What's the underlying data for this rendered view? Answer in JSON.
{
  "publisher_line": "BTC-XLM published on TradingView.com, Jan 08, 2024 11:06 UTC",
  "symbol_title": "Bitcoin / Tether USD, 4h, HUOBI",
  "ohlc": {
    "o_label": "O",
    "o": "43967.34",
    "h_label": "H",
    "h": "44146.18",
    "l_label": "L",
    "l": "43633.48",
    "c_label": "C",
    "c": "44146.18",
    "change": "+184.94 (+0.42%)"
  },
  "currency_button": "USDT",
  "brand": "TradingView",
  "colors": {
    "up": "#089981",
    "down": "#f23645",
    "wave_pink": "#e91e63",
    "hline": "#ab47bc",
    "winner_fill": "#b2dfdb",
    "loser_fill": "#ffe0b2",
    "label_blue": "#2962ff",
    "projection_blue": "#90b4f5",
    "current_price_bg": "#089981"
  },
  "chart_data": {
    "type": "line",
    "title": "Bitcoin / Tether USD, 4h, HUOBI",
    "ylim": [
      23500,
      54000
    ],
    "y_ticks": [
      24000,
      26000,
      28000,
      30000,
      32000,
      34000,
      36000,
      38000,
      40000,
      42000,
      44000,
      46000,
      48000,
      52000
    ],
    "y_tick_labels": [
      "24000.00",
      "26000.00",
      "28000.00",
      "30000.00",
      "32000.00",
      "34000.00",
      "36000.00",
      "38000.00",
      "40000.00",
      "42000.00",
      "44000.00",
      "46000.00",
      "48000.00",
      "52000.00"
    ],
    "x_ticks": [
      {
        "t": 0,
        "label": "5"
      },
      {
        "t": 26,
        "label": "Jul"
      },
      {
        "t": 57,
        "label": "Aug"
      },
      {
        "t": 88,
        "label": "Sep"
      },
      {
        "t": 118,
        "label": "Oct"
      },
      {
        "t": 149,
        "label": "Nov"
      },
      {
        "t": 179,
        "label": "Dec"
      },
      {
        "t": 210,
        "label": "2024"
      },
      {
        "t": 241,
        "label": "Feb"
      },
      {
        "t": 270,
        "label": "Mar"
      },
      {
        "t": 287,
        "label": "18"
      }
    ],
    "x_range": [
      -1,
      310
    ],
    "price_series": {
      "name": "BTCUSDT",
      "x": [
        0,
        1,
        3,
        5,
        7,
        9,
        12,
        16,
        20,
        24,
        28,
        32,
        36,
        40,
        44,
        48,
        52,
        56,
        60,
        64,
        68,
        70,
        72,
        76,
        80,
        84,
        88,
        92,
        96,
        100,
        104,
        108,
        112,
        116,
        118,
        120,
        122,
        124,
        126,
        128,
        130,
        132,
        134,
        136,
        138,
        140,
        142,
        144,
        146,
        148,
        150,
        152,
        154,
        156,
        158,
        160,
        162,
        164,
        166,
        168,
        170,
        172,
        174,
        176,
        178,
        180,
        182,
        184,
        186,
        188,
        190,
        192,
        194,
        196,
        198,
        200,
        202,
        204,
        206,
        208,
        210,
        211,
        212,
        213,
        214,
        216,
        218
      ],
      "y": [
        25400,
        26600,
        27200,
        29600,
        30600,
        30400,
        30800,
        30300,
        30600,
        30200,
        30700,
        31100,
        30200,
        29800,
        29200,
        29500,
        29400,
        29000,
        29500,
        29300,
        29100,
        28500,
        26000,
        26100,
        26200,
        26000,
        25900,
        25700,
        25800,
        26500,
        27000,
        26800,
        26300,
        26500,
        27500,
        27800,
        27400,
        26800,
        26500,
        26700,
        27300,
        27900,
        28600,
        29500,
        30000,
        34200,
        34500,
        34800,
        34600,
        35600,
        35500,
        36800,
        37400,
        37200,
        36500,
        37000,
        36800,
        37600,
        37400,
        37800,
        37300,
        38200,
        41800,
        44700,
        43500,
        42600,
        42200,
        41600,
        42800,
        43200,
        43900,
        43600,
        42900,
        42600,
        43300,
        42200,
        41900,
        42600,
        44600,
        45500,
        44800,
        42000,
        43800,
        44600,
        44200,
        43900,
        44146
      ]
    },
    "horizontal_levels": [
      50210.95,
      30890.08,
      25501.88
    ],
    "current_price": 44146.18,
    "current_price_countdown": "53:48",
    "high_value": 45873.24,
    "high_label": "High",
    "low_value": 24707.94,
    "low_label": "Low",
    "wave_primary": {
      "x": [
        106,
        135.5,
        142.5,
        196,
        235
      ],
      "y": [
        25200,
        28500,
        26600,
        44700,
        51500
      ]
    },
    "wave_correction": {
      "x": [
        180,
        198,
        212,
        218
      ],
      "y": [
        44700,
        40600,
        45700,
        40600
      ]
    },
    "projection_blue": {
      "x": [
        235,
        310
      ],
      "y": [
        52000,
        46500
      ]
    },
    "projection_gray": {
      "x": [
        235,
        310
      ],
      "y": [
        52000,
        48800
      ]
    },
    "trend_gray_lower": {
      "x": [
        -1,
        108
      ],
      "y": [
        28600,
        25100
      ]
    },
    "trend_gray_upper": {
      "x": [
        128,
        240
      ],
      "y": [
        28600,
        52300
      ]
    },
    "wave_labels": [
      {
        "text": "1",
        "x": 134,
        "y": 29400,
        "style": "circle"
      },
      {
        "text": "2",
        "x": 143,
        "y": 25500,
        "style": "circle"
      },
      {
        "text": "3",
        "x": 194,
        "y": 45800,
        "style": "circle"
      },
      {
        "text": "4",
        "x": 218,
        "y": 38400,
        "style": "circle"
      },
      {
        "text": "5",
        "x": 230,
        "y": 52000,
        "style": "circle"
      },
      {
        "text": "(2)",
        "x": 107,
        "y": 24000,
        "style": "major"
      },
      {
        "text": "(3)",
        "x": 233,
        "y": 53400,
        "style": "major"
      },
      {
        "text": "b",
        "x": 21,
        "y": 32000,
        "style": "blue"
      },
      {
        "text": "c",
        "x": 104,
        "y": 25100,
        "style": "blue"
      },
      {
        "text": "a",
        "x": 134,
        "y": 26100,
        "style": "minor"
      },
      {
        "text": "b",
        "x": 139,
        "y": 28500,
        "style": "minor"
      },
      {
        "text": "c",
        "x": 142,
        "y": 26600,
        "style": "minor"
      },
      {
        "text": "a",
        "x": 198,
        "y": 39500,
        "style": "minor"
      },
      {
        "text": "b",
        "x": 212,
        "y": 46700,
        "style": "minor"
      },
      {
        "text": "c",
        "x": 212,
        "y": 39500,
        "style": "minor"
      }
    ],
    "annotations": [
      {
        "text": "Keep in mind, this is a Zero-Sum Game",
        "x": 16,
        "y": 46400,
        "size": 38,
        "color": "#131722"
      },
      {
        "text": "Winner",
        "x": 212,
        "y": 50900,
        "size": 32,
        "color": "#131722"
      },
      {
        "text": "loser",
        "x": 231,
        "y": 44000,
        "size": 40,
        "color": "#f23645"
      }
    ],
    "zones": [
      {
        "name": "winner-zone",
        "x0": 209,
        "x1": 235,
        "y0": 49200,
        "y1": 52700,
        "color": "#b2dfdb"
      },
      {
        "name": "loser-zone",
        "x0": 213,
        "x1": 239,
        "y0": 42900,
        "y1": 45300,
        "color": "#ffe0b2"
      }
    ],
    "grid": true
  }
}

++++

▶ EXERCISE INSTRUCTIONS
Transcribe each entry precisely, missing none.

▶ PROBLEM SOLUTION
What's the underlying data for this rendered view? Answer in JSON.
{
  "publisher_line": "BTC-XLM published on TradingView.com, Jan 08, 2024 11:06 UTC",
  "symbol_title": "Bitcoin / Tether USD, 4h, HUOBI",
  "ohlc": {
    "o_label": "O",
    "o": "43967.34",
    "h_label": "H",
    "h": "44146.18",
    "l_label": "L",
    "l": "43633.48",
    "c_label": "C",
    "c": "44146.18",
    "change": "+184.94 (+0.42%)"
  },
  "currency_button": "USDT",
  "brand": "TradingView",
  "colors": {
    "up": "#089981",
    "down": "#f23645",
    "wave_pink": "#e91e63",
    "hline": "#ab47bc",
    "winner_fill": "#b2dfdb",
    "loser_fill": "#ffe0b2",
    "label_blue": "#2962ff",
    "projection_blue": "#90b4f5",
    "current_price_bg": "#089981"
  },
  "chart_data": {
    "type": "line",
    "title": "Bitcoin / Tether USD, 4h, HUOBI",
    "ylim": [
      23500,
      54000
    ],
    "y_ticks": [
      24000,
      26000,
      28000,
      30000,
      32000,
      34000,
      36000,
      38000,
      40000,
      42000,
      44000,
      46000,
      48000,
      52000
    ],
    "y_tick_labels": [
      "24000.00",
      "26000.00",
      "28000.00",
      "30000.00",
      "32000.00",
      "34000.00",
      "36000.00",
      "38000.00",
      "40000.00",
      "42000.00",
      "44000.00",
      "46000.00",
      "48000.00",
      "52000.00"
    ],
    "x_ticks": [
      {
        "t": 0,
        "label": "5"
      },
      {
        "t": 26,
        "label": "Jul"
      },
      {
        "t": 57,
        "label": "Aug"
      },
      {
        "t": 88,
        "label": "Sep"
      },
      {
        "t": 118,
        "label": "Oct"
      },
      {
        "t": 149,
        "label": "Nov"
      },
      {
        "t": 179,
        "label": "Dec"
      },
      {
        "t": 210,
        "label": "2024"
      },
      {
        "t": 241,
        "label": "Feb"
      },
      {
        "t": 270,
        "label": "Mar"
      },
      {
        "t": 287,
        "label": "18"
      }
    ],
    "x_range": [
      -1,
      310
    ],
    "price_series": {
      "name": "BTCUSDT",
      "x": [
        0,
        1,
        3,
        5,
        7,
        9,
        12,
        16,
        20,
        24,
        28,
        32,
        36,
        40,
        44,
        48,
        52,
        56,
        60,
        64,
        68,
        70,
        72,
        76,
        80,
        84,
        88,
        92,
        96,
        100,
        104,
        108,
        112,
        116,
        118,
        120,
        122,
        124,
        126,
        128,
        130,
        132,
        134,
        136,
        138,
        140,
        142,
        144,
        146,
        148,
        150,
        152,
        154,
        156,
        158,
        160,
        162,
        164,
        166,
        168,
        170,
        172,
        174,
        176,
        178,
        180,
        182,
        184,
        186,
        188,
        190,
        192,
        194,
        196,
        198,
        200,
        202,
        204,
        206,
        208,
        210,
        211,
        212,
        213,
        214,
        216,
        218
      ],
      "y": [
        25400,
        26600,
        27200,
        29600,
        30600,
        30400,
        30800,
        30300,
        30600,
        30200,
        30700,
        31100,
        30200,
        29800,
        29200,
        29500,
        29400,
        29000,
        29500,
        29300,
        29100,
        28500,
        26000,
        26100,
        26200,
        26000,
        25900,
        25700,
        25800,
        26500,
        27000,
        26800,
        26300,
        26500,
        27500,
        27800,
        27400,
        26800,
        26500,
        26700,
        27300,
        27900,
        28600,
        29500,
        30000,
        34200,
        34500,
        34800,
        34600,
        35600,
        35500,
        36800,
        37400,
        37200,
        36500,
        37000,
        36800,
        37600,
        37400,
        37800,
        37300,
        38200,
        41800,
        44700,
        43500,
        42600,
        42200,
        41600,
        42800,
        43200,
        43900,
        43600,
        42900,
        42600,
        43300,
        42200,
        41900,
        42600,
        44600,
        45500,
        44800,
        42000,
        43800,
        44600,
        44200,
        43900,
        44146
      ]
    },
    "horizontal_levels": [
      50210.95,
      30890.08,
      25501.88
    ],
    "current_price": 44146.18,
    "current_price_countdown": "53:48",
    "high_value": 45873.24,
    "high_label": "High",
    "low_value": 24707.94,
    "low_label": "Low",
    "wave_primary": {
      "x": [
        106,
        135.5,
        142.5,
        196,
        235
      ],
      "y": [
        25200,
        28500,
        26600,
        44700,
        51500
      ]
    },
    "wave_correction": {
      "x": [
        180,
        198,
        212,
        218
      ],
      "y": [
        44700,
        40600,
        45700,
        40600
      ]
    },
    "projection_blue": {
      "x": [
        235,
        310
      ],
      "y": [
        52000,
        46500
      ]
    },
    "projection_gray": {
      "x": [
        235,
        310
      ],
      "y": [
        52000,
        48800
      ]
    },
    "trend_gray_lower": {
      "x": [
        -1,
        108
      ],
      "y": [
        28600,
        25100
      ]
    },
    "trend_gray_upper": {
      "x": [
        128,
        240
      ],
      "y": [
        28600,
        52300
      ]
    },
    "wave_labels": [
      {
        "text": "1",
        "x": 134,
        "y": 29400,
        "style": "circle"
      },
      {
        "text": "2",
        "x": 143,
        "y": 25500,
        "style": "circle"
      },
      {
        "text": "3",
        "x": 194,
        "y": 45800,
        "style": "circle"
      },
      {
        "text": "4",
        "x": 218,
        "y": 38400,
        "style": "circle"
      },
      {
        "text": "5",
        "x": 230,
        "y": 52000,
        "style": "circle"
      },
      {
        "text": "(2)",
        "x": 107,
        "y": 24000,
        "style": "major"
      },
      {
        "text": "(3)",
        "x": 233,
        "y": 53400,
        "style": "major"
      },
      {
        "text": "b",
        "x": 21,
        "y": 32000,
        "style": "blue"
      },
      {
        "text": "c",
        "x": 104,
        "y": 25100,
        "style": "blue"
      },
      {
        "text": "a",
        "x": 134,
        "y": 26100,
        "style": "minor"
      },
      {
        "text": "b",
        "x": 139,
        "y": 28500,
        "style": "minor"
      },
      {
        "text": "c",
        "x": 142,
        "y": 26600,
        "style": "minor"
      },
      {
        "text": "a",
        "x": 198,
        "y": 39500,
        "style": "minor"
      },
      {
        "text": "b",
        "x": 212,
        "y": 46700,
        "style": "minor"
      },
      {
        "text": "c",
        "x": 212,
        "y": 39500,
        "style": "minor"
      }
    ],
    "annotations": [
      {
        "text": "Keep in mind, this is a Zero-Sum Game",
        "x": 16,
        "y": 46400,
        "size": 38,
        "color": "#131722"
      },
      {
        "text": "Winner",
        "x": 212,
        "y": 50900,
        "size": 32,
        "color": "#131722"
      },
      {
        "text": "loser",
        "x": 231,
        "y": 44000,
        "size": 40,
        "color": "#f23645"
      }
    ],
    "zones": [
      {
        "name": "winner-zone",
        "x0": 209,
        "x1": 235,
        "y0": 49200,
        "y1": 52700,
        "color": "#b2dfdb"
      },
      {
        "name": "loser-zone",
        "x0": 213,
        "x1": 239,
        "y0": 42900,
        "y1": 45300,
        "color": "#ffe0b2"
      }
    ],
    "grid": true
  }
}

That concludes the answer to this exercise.